— Start EXTRACTED MATERIAL —
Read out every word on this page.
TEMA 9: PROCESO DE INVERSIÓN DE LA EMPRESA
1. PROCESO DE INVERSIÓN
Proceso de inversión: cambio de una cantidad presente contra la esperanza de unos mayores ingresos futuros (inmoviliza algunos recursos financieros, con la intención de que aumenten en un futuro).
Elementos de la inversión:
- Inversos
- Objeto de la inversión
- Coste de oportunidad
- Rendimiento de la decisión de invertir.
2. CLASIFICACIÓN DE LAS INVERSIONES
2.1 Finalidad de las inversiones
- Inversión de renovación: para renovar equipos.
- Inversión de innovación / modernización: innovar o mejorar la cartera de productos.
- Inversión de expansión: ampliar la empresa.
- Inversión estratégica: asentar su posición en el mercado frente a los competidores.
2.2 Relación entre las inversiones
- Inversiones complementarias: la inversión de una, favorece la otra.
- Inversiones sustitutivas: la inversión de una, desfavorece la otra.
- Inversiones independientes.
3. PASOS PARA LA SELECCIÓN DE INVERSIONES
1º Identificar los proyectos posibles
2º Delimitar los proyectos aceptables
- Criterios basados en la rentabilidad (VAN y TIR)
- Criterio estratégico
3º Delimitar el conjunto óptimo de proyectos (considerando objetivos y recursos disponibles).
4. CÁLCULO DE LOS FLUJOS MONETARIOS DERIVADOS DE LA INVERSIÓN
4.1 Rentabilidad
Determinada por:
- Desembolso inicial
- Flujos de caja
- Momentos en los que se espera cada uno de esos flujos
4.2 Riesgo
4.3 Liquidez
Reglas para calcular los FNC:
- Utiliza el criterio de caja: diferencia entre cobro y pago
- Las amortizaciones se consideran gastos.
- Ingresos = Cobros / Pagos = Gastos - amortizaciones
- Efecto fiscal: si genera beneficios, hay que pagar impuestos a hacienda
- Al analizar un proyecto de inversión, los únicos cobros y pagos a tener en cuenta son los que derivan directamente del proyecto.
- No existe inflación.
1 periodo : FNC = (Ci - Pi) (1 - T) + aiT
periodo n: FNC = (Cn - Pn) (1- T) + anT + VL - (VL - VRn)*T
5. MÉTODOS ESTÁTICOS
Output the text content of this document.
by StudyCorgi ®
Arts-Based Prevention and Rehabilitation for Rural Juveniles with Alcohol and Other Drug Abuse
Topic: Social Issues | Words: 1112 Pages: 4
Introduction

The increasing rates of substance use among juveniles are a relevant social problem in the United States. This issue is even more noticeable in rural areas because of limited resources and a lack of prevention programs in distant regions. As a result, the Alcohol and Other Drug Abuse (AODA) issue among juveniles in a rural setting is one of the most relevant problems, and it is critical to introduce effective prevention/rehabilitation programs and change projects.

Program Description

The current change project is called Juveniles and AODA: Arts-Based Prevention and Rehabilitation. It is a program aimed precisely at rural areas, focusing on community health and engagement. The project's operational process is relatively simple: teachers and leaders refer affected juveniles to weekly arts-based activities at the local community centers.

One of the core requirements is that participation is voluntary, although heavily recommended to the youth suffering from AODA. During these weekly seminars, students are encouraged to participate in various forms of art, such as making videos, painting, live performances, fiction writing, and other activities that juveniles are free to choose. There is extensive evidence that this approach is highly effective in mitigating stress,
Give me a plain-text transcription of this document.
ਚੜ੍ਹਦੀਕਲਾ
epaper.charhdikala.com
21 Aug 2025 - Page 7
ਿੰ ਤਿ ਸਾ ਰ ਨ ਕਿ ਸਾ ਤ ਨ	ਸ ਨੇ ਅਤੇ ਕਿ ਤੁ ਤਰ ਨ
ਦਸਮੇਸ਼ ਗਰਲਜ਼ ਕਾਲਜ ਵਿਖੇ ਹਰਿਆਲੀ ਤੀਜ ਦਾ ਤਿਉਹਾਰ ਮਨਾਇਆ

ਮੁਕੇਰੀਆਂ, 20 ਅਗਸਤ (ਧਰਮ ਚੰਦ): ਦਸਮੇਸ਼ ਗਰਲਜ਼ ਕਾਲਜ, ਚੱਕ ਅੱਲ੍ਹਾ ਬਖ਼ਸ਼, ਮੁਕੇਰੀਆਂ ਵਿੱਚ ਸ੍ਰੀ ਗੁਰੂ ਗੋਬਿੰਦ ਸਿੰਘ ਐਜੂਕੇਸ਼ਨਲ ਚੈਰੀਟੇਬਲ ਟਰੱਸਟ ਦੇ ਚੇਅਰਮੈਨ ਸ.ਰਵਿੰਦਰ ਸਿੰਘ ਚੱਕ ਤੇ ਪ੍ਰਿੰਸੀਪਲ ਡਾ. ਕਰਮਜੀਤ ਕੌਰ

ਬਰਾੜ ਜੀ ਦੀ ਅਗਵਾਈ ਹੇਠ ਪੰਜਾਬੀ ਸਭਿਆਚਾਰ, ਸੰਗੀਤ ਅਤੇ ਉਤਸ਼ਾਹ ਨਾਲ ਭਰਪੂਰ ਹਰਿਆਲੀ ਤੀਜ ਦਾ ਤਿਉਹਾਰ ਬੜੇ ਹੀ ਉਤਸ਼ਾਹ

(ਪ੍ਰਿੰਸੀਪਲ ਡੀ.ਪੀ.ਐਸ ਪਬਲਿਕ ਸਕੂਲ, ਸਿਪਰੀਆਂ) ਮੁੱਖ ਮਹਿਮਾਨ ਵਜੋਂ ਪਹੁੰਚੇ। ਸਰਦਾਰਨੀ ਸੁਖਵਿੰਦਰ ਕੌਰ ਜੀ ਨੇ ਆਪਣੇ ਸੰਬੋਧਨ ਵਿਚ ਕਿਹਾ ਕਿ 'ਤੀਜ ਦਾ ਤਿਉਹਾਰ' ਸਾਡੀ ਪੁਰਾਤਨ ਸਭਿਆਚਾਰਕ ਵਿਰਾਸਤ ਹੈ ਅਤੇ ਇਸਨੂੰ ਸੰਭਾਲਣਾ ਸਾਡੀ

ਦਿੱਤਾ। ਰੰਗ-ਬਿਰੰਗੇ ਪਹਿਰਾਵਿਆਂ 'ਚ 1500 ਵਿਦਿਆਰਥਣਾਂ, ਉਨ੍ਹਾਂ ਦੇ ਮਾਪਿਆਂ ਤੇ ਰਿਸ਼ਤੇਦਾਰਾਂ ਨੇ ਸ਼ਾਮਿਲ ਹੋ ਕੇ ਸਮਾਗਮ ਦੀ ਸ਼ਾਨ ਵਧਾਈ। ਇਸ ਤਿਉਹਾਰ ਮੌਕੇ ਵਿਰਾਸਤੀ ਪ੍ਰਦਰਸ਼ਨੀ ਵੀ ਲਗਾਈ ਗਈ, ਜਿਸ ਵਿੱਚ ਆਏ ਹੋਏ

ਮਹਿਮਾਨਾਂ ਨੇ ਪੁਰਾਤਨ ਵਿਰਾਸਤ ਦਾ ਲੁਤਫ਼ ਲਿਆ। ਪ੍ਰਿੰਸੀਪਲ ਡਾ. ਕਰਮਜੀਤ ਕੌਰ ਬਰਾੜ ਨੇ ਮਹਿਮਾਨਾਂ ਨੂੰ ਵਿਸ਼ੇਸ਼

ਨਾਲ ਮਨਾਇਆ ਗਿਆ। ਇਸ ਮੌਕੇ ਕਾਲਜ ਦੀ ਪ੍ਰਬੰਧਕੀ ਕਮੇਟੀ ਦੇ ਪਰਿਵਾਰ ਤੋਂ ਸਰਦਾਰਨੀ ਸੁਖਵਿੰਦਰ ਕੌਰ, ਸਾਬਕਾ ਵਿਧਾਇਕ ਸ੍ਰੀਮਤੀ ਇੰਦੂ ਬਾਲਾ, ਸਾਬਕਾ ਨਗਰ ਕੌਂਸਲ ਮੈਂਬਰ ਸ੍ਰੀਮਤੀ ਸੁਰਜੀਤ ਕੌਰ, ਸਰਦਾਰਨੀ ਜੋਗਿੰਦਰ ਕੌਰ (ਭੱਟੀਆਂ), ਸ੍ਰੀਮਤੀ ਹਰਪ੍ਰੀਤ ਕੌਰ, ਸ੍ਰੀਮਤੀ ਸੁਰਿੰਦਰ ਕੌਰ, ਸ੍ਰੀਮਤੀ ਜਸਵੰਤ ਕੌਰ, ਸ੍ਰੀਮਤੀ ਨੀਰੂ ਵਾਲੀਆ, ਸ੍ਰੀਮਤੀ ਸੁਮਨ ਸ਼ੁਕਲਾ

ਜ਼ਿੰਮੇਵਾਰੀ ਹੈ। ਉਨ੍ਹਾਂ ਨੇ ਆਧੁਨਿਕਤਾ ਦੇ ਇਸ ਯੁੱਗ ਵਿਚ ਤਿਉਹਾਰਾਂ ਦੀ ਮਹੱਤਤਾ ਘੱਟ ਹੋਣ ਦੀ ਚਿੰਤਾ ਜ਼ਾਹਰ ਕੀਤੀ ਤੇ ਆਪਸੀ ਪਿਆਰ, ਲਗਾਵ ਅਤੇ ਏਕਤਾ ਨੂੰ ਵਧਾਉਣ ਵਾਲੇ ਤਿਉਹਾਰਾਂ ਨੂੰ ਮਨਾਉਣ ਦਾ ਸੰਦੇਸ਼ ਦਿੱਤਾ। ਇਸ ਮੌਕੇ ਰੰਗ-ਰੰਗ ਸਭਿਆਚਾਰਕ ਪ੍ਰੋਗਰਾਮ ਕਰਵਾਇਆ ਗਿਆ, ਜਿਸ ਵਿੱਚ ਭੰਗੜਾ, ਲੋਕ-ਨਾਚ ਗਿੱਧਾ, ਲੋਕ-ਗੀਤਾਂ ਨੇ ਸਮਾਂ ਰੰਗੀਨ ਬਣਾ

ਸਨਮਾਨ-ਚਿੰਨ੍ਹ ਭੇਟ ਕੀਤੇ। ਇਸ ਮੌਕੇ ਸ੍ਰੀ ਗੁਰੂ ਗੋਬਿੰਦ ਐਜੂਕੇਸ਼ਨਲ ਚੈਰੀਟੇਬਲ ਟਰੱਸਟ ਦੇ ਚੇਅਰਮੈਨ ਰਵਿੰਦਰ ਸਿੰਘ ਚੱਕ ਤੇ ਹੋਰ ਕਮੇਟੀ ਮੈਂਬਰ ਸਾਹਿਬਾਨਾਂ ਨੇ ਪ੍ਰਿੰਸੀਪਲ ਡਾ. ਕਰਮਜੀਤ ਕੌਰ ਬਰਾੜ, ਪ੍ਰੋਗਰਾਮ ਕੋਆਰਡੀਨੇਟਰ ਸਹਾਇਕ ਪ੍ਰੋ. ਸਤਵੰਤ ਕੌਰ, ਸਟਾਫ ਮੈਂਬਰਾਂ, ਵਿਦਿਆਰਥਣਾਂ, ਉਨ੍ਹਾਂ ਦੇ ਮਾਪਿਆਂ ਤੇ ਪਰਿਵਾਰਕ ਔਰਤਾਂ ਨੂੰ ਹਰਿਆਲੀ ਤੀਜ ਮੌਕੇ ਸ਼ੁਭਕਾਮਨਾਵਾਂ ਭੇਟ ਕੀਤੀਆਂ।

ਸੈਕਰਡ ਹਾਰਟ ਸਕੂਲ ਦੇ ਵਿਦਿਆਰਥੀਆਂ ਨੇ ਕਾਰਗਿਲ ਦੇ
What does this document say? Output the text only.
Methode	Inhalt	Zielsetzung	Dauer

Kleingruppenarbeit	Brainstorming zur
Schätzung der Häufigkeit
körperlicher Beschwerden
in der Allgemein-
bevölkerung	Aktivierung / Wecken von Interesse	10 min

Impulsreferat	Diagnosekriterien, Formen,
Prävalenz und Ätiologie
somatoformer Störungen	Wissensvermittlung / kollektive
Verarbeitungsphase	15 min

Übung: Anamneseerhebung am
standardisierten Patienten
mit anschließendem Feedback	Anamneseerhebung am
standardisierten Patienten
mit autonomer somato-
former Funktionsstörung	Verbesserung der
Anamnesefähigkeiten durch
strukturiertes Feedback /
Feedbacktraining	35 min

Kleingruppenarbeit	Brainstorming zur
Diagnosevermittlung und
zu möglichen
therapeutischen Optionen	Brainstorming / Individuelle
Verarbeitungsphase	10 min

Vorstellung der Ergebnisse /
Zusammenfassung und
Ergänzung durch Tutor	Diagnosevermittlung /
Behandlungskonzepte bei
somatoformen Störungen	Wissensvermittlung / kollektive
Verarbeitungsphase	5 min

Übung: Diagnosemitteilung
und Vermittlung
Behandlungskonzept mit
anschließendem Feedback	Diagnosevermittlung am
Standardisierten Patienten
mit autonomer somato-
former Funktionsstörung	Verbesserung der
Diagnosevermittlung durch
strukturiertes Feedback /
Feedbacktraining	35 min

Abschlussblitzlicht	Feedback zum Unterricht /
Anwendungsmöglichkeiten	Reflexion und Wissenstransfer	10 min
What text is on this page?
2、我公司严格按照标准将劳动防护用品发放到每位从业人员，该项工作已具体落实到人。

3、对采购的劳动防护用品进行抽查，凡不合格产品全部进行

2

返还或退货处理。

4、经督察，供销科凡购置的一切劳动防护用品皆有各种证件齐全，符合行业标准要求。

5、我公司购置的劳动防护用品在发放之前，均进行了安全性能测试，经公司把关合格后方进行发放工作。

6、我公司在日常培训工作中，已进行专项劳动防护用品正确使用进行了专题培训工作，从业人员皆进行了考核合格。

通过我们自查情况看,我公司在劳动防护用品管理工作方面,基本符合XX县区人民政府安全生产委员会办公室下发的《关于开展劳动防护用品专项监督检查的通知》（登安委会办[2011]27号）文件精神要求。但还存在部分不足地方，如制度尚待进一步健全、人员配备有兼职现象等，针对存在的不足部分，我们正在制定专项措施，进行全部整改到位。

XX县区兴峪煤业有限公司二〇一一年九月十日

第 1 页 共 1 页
— End EXTRACTED MATERIAL —
> _EXERCISE TASK_
Say how many lines in the records above hold "Verarbeitungsphase", and give no other text.

> _REPLY TO THE TASK_
3